%%
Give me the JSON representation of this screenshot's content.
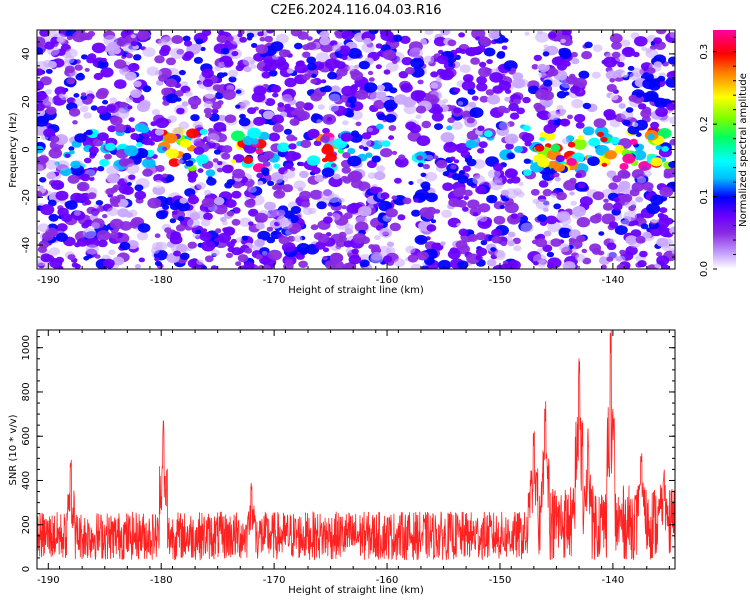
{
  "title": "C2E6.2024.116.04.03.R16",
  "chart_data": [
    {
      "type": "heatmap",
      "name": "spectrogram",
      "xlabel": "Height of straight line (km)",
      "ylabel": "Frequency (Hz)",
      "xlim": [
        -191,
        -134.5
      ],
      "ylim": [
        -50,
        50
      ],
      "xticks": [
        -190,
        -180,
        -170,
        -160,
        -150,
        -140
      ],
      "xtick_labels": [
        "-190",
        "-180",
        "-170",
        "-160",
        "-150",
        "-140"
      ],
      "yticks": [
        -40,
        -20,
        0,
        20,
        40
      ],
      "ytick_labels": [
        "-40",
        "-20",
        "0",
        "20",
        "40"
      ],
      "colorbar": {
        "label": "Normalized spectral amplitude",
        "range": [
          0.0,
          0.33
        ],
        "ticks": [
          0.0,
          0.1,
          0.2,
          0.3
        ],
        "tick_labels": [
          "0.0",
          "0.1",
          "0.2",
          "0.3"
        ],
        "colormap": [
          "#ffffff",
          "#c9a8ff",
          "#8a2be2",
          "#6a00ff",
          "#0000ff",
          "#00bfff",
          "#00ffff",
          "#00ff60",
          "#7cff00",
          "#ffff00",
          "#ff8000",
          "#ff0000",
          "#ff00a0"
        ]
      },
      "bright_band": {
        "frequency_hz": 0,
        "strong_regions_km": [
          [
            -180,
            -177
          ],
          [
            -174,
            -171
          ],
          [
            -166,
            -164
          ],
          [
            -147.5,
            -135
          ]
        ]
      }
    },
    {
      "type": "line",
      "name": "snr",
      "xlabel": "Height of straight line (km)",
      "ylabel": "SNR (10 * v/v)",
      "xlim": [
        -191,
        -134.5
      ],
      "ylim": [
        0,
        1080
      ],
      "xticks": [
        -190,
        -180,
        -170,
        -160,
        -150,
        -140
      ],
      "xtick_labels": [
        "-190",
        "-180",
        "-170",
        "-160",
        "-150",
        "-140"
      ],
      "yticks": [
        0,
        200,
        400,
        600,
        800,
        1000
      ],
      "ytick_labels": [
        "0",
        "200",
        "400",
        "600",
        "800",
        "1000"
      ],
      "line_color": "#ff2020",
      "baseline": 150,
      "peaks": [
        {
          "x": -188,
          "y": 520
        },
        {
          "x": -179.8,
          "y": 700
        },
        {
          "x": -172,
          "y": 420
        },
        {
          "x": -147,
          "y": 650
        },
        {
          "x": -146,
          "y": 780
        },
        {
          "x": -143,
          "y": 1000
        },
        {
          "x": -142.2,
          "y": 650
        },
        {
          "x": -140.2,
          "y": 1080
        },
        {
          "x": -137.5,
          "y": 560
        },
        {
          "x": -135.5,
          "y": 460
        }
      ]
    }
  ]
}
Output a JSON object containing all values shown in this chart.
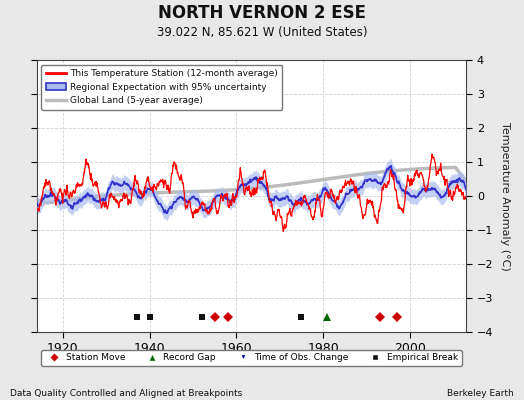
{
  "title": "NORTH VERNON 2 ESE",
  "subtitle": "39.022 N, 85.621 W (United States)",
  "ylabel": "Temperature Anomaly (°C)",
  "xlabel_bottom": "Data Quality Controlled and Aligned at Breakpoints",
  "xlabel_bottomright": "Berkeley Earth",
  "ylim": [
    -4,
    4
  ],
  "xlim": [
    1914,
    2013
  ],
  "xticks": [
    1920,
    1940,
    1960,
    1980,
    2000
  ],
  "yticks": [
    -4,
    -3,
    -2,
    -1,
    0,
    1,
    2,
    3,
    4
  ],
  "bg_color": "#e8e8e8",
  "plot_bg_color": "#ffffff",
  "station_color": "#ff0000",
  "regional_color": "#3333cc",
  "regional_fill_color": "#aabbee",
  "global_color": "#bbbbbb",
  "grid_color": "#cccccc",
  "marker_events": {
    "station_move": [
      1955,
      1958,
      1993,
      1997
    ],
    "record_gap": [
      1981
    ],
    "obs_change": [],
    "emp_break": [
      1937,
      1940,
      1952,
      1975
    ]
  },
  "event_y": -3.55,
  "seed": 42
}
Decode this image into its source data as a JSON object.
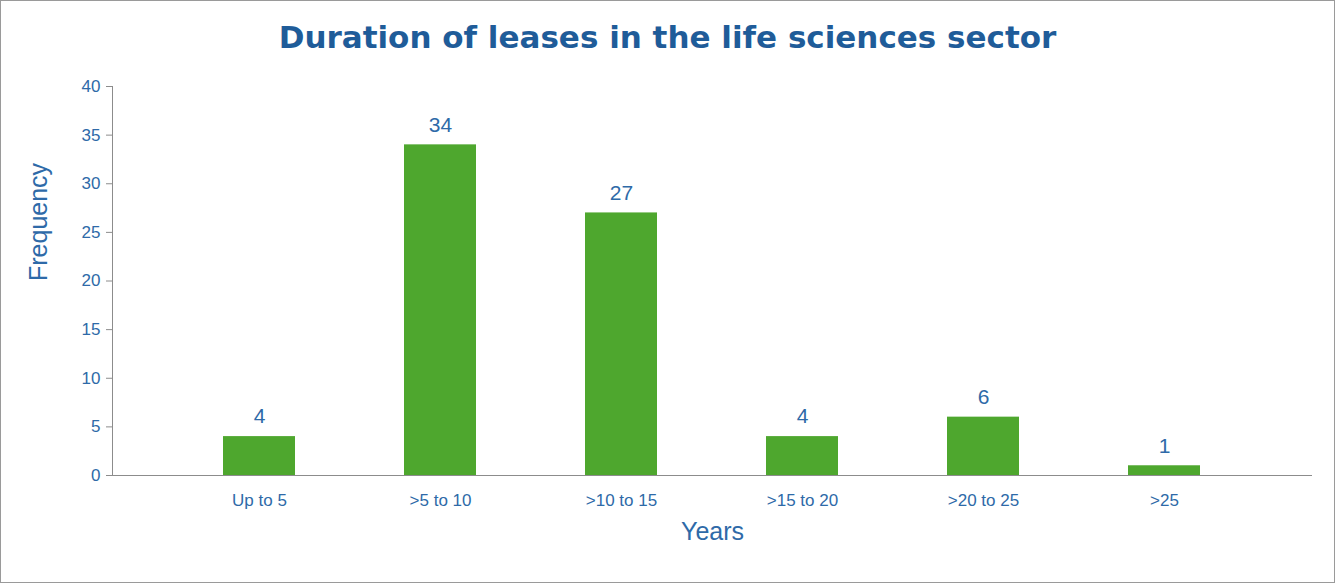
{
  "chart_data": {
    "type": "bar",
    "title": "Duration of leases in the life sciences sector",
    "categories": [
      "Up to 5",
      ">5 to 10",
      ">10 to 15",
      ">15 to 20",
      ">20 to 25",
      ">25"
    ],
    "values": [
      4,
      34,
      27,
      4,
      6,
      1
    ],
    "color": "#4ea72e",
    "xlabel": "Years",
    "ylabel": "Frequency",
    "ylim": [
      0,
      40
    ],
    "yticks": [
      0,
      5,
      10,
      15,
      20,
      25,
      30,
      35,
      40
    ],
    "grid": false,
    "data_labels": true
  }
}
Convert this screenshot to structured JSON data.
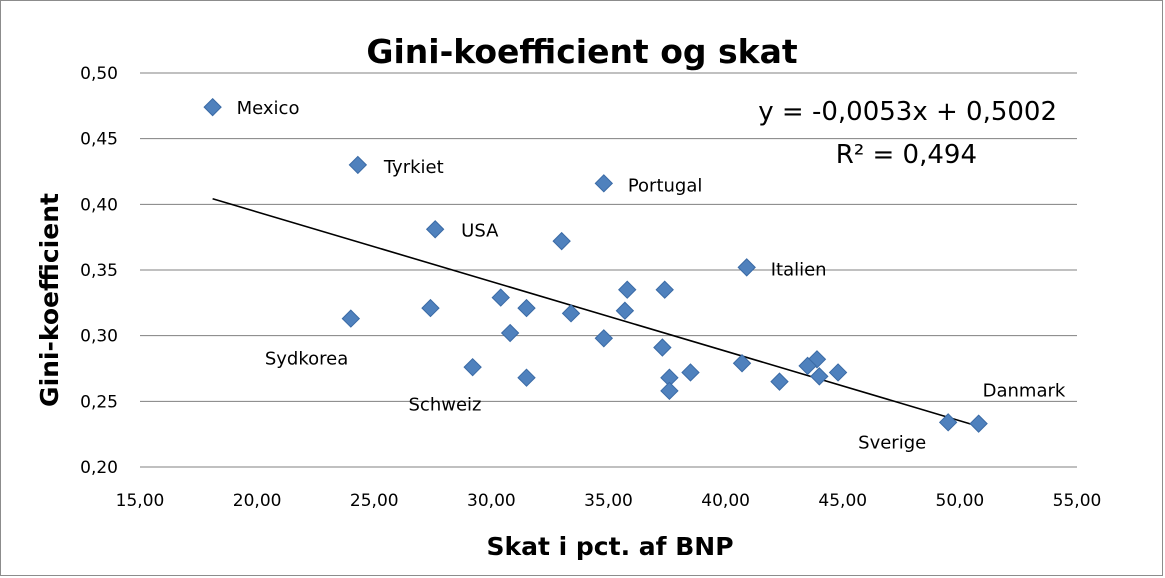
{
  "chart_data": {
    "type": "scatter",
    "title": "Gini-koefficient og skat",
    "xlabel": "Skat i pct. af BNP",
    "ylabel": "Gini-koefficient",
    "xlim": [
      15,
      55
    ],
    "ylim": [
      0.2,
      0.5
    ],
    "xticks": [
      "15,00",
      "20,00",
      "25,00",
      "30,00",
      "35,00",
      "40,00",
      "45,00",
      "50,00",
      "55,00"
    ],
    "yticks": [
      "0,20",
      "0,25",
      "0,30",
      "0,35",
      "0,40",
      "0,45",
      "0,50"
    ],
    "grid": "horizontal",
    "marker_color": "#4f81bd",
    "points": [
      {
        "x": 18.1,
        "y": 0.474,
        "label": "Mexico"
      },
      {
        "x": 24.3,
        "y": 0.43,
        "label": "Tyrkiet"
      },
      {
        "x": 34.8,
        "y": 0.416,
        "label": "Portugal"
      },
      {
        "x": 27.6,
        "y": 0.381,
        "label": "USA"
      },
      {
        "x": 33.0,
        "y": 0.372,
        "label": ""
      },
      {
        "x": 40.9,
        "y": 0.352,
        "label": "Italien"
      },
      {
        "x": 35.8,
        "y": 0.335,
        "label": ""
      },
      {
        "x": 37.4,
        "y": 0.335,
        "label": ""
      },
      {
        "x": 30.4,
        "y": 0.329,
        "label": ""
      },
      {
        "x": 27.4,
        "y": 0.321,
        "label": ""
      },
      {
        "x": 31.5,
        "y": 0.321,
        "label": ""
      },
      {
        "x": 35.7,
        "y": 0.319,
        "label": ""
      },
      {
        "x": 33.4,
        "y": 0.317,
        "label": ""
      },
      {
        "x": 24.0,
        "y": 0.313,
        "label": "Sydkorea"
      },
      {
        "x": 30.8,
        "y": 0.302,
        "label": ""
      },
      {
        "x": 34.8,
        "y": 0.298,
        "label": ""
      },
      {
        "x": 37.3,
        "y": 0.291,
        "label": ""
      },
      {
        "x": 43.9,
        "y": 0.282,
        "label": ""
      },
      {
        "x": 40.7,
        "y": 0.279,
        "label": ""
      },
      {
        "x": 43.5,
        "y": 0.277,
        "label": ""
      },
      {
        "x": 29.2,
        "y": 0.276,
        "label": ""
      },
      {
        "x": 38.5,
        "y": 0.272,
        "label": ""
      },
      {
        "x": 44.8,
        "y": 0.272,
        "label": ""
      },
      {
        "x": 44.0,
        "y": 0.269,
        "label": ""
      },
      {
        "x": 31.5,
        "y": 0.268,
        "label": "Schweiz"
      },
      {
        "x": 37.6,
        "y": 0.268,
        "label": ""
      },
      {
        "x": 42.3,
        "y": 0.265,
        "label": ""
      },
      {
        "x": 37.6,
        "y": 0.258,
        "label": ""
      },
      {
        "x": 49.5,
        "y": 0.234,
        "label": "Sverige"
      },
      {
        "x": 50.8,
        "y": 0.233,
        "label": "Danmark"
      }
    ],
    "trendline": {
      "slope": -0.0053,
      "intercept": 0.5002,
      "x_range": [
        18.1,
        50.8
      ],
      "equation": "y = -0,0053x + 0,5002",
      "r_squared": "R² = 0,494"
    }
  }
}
%%
Indicate how many lines of the material include the word "screenshot"; the number alone is required.

→ Worked solution
2